— BEGIN Supplied information —

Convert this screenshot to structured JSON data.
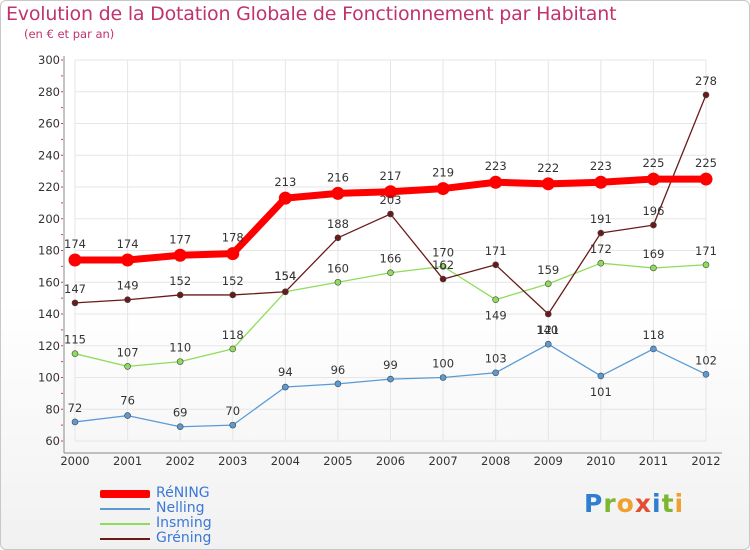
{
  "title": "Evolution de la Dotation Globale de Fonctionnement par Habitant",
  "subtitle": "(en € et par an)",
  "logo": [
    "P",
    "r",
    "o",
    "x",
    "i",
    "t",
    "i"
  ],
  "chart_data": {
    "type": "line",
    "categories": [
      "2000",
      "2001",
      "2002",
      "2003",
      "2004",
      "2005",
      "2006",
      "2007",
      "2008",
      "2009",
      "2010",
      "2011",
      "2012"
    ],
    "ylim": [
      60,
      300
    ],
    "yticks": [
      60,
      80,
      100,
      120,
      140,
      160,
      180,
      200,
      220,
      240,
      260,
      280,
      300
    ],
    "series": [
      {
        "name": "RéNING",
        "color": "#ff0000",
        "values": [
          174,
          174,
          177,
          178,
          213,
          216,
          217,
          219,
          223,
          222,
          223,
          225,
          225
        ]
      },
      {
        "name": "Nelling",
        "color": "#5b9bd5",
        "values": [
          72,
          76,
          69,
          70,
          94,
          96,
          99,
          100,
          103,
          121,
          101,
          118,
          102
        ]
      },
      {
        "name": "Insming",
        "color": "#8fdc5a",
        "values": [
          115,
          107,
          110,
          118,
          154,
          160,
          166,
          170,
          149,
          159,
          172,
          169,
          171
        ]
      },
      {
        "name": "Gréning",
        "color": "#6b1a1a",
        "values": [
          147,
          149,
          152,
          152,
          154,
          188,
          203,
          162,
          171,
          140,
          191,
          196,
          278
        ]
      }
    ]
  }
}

— END Supplied information —

» **The request**:
Identify every line above that includes the word "color", and show those lines.

» **The output**:
        "color": "#ff0000",
        "color": "#5b9bd5",
        "color": "#8fdc5a",
        "color": "#6b1a1a",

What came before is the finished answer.